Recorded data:
_____

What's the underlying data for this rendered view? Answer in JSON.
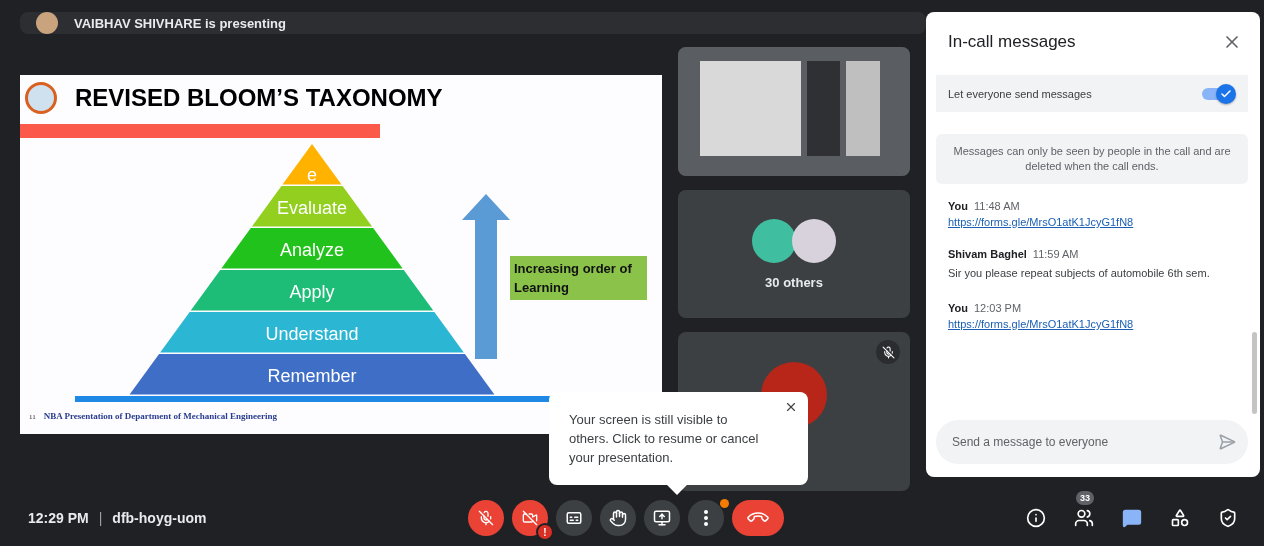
{
  "presenter_banner": {
    "text": "VAIBHAV SHIVHARE is presenting"
  },
  "slide": {
    "title": "REVISED BLOOM’S TAXONOMY",
    "tiers": [
      {
        "label": "e",
        "color": "#ffb300"
      },
      {
        "label": "Evaluate",
        "color": "#92cf1e"
      },
      {
        "label": "Analyze",
        "color": "#22c21c"
      },
      {
        "label": "Apply",
        "color": "#1dbd78"
      },
      {
        "label": "Understand",
        "color": "#2bb6d3"
      },
      {
        "label": "Remember",
        "color": "#3f6ec6"
      }
    ],
    "callout": "Increasing order of Learning",
    "page_number": "11",
    "footer": "NBA Presentation of Department of Mechanical Engineering"
  },
  "tiles": [
    {
      "kind": "screen"
    },
    {
      "kind": "group",
      "label": "30 others"
    },
    {
      "kind": "participant",
      "muted": true
    }
  ],
  "popup": {
    "text": "Your screen is still visible to others. Click to resume or cancel your presentation."
  },
  "chat": {
    "title": "In-call messages",
    "toggle": {
      "label": "Let everyone send messages",
      "on": true
    },
    "notice": "Messages can only be seen by people in the call and are deleted when the call ends.",
    "messages": [
      {
        "sender": "You",
        "time": "11:48 AM",
        "kind": "link",
        "text": "https://forms.gle/MrsO1atK1JcyG1fN8"
      },
      {
        "sender": "Shivam Baghel",
        "time": "11:59 AM",
        "kind": "text",
        "text": "Sir you please repeat subjects of automobile 6th sem."
      },
      {
        "sender": "You",
        "time": "12:03 PM",
        "kind": "link",
        "text": "https://forms.gle/MrsO1atK1JcyG1fN8"
      }
    ],
    "placeholder": "Send a message to everyone"
  },
  "bottom_bar": {
    "time": "12:29 PM",
    "separator": "|",
    "meeting_code": "dfb-hoyg-uom",
    "controls": [
      {
        "kind": "microphone",
        "off": true
      },
      {
        "kind": "camera",
        "off": true,
        "badge": "!"
      },
      {
        "kind": "captions",
        "off": false
      },
      {
        "kind": "raise-hand",
        "off": false
      },
      {
        "kind": "present",
        "off": false
      },
      {
        "kind": "more",
        "off": false,
        "notification": true
      },
      {
        "kind": "leave"
      }
    ],
    "side_buttons": [
      {
        "kind": "info",
        "selected": false
      },
      {
        "kind": "people",
        "selected": false,
        "badge": "33"
      },
      {
        "kind": "chat",
        "selected": true
      },
      {
        "kind": "activities",
        "selected": false
      },
      {
        "kind": "host-controls",
        "selected": false
      }
    ]
  }
}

_____

### Objective
Reproduce the listing word for word and omit its pictures.

### Output below
What's the underlying data for this rendered view? Answer in JSON.
{
  "presenter_banner": {
    "text": "VAIBHAV SHIVHARE is presenting"
  },
  "slide": {
    "title": "REVISED BLOOM’S TAXONOMY",
    "tiers": [
      {
        "label": "e",
        "color": "#ffb300"
      },
      {
        "label": "Evaluate",
        "color": "#92cf1e"
      },
      {
        "label": "Analyze",
        "color": "#22c21c"
      },
      {
        "label": "Apply",
        "color": "#1dbd78"
      },
      {
        "label": "Understand",
        "color": "#2bb6d3"
      },
      {
        "label": "Remember",
        "color": "#3f6ec6"
      }
    ],
    "callout": "Increasing order of Learning",
    "page_number": "11",
    "footer": "NBA Presentation of Department of Mechanical Engineering"
  },
  "tiles": [
    {
      "kind": "screen"
    },
    {
      "kind": "group",
      "label": "30 others"
    },
    {
      "kind": "participant",
      "muted": true
    }
  ],
  "popup": {
    "text": "Your screen is still visible to others. Click to resume or cancel your presentation."
  },
  "chat": {
    "title": "In-call messages",
    "toggle": {
      "label": "Let everyone send messages",
      "on": true
    },
    "notice": "Messages can only be seen by people in the call and are deleted when the call ends.",
    "messages": [
      {
        "sender": "You",
        "time": "11:48 AM",
        "kind": "link",
        "text": "https://forms.gle/MrsO1atK1JcyG1fN8"
      },
      {
        "sender": "Shivam Baghel",
        "time": "11:59 AM",
        "kind": "text",
        "text": "Sir you please repeat subjects of automobile 6th sem."
      },
      {
        "sender": "You",
        "time": "12:03 PM",
        "kind": "link",
        "text": "https://forms.gle/MrsO1atK1JcyG1fN8"
      }
    ],
    "placeholder": "Send a message to everyone"
  },
  "bottom_bar": {
    "time": "12:29 PM",
    "separator": "|",
    "meeting_code": "dfb-hoyg-uom",
    "controls": [
      {
        "kind": "microphone",
        "off": true
      },
      {
        "kind": "camera",
        "off": true,
        "badge": "!"
      },
      {
        "kind": "captions",
        "off": false
      },
      {
        "kind": "raise-hand",
        "off": false
      },
      {
        "kind": "present",
        "off": false
      },
      {
        "kind": "more",
        "off": false,
        "notification": true
      },
      {
        "kind": "leave"
      }
    ],
    "side_buttons": [
      {
        "kind": "info",
        "selected": false
      },
      {
        "kind": "people",
        "selected": false,
        "badge": "33"
      },
      {
        "kind": "chat",
        "selected": true
      },
      {
        "kind": "activities",
        "selected": false
      },
      {
        "kind": "host-controls",
        "selected": false
      }
    ]
  }
}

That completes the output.